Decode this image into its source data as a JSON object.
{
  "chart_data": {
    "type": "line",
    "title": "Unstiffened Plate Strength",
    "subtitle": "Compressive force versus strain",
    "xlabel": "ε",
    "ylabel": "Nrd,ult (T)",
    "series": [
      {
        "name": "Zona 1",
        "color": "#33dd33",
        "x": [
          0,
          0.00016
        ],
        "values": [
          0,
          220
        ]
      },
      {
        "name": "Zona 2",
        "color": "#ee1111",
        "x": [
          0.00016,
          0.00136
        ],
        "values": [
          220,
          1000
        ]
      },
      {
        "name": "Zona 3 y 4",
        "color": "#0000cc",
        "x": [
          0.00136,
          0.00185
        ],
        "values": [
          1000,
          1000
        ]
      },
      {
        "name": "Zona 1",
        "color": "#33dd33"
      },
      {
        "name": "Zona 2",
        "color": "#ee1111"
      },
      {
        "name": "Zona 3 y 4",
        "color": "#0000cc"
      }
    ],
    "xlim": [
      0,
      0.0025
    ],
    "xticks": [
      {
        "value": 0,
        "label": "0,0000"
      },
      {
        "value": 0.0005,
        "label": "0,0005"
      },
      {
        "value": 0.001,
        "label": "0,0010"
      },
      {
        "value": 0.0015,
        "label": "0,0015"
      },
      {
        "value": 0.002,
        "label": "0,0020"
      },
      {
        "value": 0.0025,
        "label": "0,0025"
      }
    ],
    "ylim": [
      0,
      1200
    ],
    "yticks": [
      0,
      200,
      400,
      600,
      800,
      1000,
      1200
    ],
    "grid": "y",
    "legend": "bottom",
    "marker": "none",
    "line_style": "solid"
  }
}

EXERCISE GOAL:
Copy all of the material word for word.

TASK SOLUTION:
Decode this image into its source data as a JSON object.
{
  "chart_data": {
    "type": "line",
    "title": "Unstiffened Plate Strength",
    "subtitle": "Compressive force versus strain",
    "xlabel": "ε",
    "ylabel": "Nrd,ult (T)",
    "series": [
      {
        "name": "Zona 1",
        "color": "#33dd33",
        "x": [
          0,
          0.00016
        ],
        "values": [
          0,
          220
        ]
      },
      {
        "name": "Zona 2",
        "color": "#ee1111",
        "x": [
          0.00016,
          0.00136
        ],
        "values": [
          220,
          1000
        ]
      },
      {
        "name": "Zona 3 y 4",
        "color": "#0000cc",
        "x": [
          0.00136,
          0.00185
        ],
        "values": [
          1000,
          1000
        ]
      },
      {
        "name": "Zona 1",
        "color": "#33dd33"
      },
      {
        "name": "Zona 2",
        "color": "#ee1111"
      },
      {
        "name": "Zona 3 y 4",
        "color": "#0000cc"
      }
    ],
    "xlim": [
      0,
      0.0025
    ],
    "xticks": [
      {
        "value": 0,
        "label": "0,0000"
      },
      {
        "value": 0.0005,
        "label": "0,0005"
      },
      {
        "value": 0.001,
        "label": "0,0010"
      },
      {
        "value": 0.0015,
        "label": "0,0015"
      },
      {
        "value": 0.002,
        "label": "0,0020"
      },
      {
        "value": 0.0025,
        "label": "0,0025"
      }
    ],
    "ylim": [
      0,
      1200
    ],
    "yticks": [
      0,
      200,
      400,
      600,
      800,
      1000,
      1200
    ],
    "grid": "y",
    "legend": "bottom",
    "marker": "none",
    "line_style": "solid"
  }
}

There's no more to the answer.